Written problem. Retype the records below exactly as they appear.

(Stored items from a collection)
>>>

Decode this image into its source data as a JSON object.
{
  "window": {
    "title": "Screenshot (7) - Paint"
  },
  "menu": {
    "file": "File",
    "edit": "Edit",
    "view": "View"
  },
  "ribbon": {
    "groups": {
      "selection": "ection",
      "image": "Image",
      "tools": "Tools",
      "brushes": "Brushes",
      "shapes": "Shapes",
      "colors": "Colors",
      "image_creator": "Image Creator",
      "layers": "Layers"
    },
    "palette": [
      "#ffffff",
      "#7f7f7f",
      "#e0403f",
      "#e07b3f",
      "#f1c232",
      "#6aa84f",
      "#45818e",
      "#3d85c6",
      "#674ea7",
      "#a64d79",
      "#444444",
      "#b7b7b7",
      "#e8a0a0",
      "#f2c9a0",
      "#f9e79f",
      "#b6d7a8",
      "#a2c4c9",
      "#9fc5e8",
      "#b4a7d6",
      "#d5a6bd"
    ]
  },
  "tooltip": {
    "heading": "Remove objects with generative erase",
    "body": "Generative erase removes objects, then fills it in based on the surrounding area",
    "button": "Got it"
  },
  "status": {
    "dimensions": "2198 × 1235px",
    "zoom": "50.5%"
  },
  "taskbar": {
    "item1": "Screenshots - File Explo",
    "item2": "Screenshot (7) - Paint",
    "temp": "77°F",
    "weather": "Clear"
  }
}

<<<

Exercise result.
Decode this image into its source data as a JSON object.
{
  "window": {
    "title": "Screenshot (7) - Paint"
  },
  "menu": {
    "file": "File",
    "edit": "Edit",
    "view": "View"
  },
  "ribbon": {
    "groups": {
      "selection": "ection",
      "image": "Image",
      "tools": "Tools",
      "brushes": "Brushes",
      "shapes": "Shapes",
      "colors": "Colors",
      "image_creator": "Image Creator",
      "layers": "Layers"
    },
    "palette": [
      "#ffffff",
      "#7f7f7f",
      "#e0403f",
      "#e07b3f",
      "#f1c232",
      "#6aa84f",
      "#45818e",
      "#3d85c6",
      "#674ea7",
      "#a64d79",
      "#444444",
      "#b7b7b7",
      "#e8a0a0",
      "#f2c9a0",
      "#f9e79f",
      "#b6d7a8",
      "#a2c4c9",
      "#9fc5e8",
      "#b4a7d6",
      "#d5a6bd"
    ]
  },
  "tooltip": {
    "heading": "Remove objects with generative erase",
    "body": "Generative erase removes objects, then fills it in based on the surrounding area",
    "button": "Got it"
  },
  "status": {
    "dimensions": "2198 × 1235px",
    "zoom": "50.5%"
  },
  "taskbar": {
    "item1": "Screenshots - File Explo",
    "item2": "Screenshot (7) - Paint",
    "temp": "77°F",
    "weather": "Clear"
  }
}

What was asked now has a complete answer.